## [Tasks]
(1) In the Gdansk travel diary, rewrite more briefly the paragraph that begins "There is also a great library," keeping its main facts.
(2) Carry the Gdansk travel diary forward from its last sentence.

======== Supplied passage

It has been very dry and hot in Gdansk for more than one month. The roof vegetation suffered.

I think that it would be rather nice  to sit at the roof garden in one of the deck chairs having a chat with a friend looking Gdansk or reading a book. I may try it before I go back to Sydney.



There is also a great library I can visit to browse books before I decide to buy something. The book offers are endless in Poland and they are so nicely published that it is a pleasure to handle them. I find it rather easy to get carried away and buy more that I should.

The end of August is this time of when the whole Gdansk ad whole Poland should celebrate the victorious days of Solidarity that happened 35 years ago. There are celebrations and there are also painful manifestations of power and hate showing how divided Poland is these days. It saddens me.



Friday 30 May 2014

Day 2 of sightseeing in the Tricity

After the Old Town in Gdansk it was a time show my Aussie friend recent history of the town. I heard of a new museum Roads to Freedom and that it was a must to see. For some reason I had not seen it before. I was not even sure how to get there even if I knew that is was not far away from the shipyard. I must have passed it in my walks to the green market or the Old Town but somehow never saw an entrance to the museum. In my role of a tourist guide, which I played not all that brilliantly, I was supposed to know how to get there without any  hiccups. So I checked the situation in internet. I knew the street but why didn’t I see the entrance when passing the place? When we were near the museum I understood.  Not a salubrious entrance but communistic times were not salubrious times and this is what the museum shows. The museum is going to move in the near future to the still being build European Solidarity Center. I pass this impressive building often and it grows fast. Next time I come to Gdansk it will be most likely ready. I cannot wait.

================
======== Supplied material

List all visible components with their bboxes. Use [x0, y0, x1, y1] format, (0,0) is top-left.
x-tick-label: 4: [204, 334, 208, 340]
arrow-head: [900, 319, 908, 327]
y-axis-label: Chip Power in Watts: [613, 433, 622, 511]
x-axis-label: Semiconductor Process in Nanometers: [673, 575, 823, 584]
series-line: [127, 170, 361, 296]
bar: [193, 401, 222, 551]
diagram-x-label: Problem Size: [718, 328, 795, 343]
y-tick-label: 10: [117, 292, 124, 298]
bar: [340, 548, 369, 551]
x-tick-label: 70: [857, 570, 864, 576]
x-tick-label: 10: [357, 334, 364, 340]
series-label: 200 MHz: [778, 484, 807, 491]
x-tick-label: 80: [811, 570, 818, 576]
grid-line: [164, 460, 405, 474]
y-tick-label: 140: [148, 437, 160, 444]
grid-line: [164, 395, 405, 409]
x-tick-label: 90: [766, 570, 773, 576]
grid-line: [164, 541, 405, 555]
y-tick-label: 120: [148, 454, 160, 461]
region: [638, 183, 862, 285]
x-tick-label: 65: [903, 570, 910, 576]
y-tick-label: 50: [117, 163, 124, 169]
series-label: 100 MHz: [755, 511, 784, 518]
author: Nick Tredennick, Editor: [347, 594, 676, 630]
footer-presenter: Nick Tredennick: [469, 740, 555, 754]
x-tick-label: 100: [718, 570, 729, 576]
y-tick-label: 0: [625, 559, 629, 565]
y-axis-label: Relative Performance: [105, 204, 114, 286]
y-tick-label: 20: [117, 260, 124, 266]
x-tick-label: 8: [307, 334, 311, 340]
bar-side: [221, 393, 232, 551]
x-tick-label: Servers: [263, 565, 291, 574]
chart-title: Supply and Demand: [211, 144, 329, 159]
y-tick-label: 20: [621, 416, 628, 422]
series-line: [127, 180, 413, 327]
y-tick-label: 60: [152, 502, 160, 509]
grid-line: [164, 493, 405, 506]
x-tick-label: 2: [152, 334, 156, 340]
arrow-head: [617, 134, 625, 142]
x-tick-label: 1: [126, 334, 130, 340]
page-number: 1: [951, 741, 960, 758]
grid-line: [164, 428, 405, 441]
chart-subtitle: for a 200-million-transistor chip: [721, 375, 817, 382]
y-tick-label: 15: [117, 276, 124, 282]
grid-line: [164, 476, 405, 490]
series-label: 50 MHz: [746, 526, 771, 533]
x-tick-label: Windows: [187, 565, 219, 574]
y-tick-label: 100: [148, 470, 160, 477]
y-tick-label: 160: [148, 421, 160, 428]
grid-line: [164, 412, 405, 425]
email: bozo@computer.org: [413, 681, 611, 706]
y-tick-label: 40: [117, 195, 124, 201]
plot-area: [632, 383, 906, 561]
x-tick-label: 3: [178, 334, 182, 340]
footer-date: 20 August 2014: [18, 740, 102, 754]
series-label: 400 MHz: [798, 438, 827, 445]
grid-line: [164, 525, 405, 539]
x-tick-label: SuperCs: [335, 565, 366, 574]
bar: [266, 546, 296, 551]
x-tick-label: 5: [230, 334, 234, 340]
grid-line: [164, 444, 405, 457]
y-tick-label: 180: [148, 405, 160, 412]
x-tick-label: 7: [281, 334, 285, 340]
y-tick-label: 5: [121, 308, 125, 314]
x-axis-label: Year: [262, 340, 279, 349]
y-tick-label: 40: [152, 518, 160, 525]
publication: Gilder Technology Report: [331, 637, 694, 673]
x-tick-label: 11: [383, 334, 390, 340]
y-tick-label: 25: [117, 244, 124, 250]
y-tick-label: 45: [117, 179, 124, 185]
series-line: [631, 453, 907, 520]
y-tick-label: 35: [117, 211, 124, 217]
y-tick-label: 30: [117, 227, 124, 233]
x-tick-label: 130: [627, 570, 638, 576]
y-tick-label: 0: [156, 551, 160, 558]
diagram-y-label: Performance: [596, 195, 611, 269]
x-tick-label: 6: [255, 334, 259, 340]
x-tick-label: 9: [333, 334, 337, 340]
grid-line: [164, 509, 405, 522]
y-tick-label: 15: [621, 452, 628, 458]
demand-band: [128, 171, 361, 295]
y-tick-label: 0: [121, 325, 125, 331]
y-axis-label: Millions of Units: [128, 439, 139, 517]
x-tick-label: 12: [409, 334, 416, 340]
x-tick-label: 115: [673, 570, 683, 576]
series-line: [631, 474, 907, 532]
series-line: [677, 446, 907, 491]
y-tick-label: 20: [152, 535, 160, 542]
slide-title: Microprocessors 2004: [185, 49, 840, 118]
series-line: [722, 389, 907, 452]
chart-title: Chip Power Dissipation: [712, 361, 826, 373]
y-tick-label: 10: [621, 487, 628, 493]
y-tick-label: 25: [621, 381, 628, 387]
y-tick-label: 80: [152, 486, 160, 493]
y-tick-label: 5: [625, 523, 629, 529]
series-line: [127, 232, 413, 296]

================

## [Exercise results]
(1) A great library lets me browse books before deciding what to buy. Poland's book offerings are endless and so nicely published that handling them is a pleasure, so I easily get carried away and buy more than I should.

(2)
But back to The Roads to Freedom. We walked down the stairs leading old shabby environment showing us how it was before Poland re-gained its freedom. We bought our tickets looking like old fashion cards from the time of martial law in 1981-83.  I believe that the ration cards were used for longer than this period. The first exhibits show typical Polish shop of the times. Not much there, vinegar and mustard were on the shelves, other things may have been available for the chosen ones but they were under the counter rather than displayed.

This is how the typical shop looked like. The men on the left just managed to buy toilet paper and this was the way to carry an unexpected purchase.
                                  
The museum covers the modern history of Poland, the events I was not aware of even if I lived in Poland in the 70ties.  I was in Gdansk in January 1971 learning about programming in Cobol and PLAN, the ICL assembly language. Memories, memories... That aside, December 1970 was a tragic time for Gdansk and its shipyard workers who protested against sudden increase of food and other everyday items. As the result of riots which were brutally put down 42 people were killed and over 1,000 wounded.
The events were not covered by news, they were the times the government could hide such things. Not to people of Gdansk, of course, they were involved themselves and saw things happening. My Polish neighbour, who worked at the time in a pharmacy, remembers the panic and how she was helping to sterilise surgical instruments in a great hurry. One month later nobody wanted to talk to me, a girl from Warsaw, about what happened. It was not safe to talk. I knew that something horrible did happen but it was only when visiting the museum I put the pieces of the puzzle together. If you are surprised at my ignorance I left Poland in 1976 and now I am catching up with my Polish history knowledge.

The museum has a multimedia tour covering events from 1956 to 1989. I would recommend using the audio tour and sit for a while at the computers reading the stories of the times. It is all both in English and Polish. And very inexpensive.


I like one of the last exhibits, domino of abolishing communism, with Poland starting the chain of changes.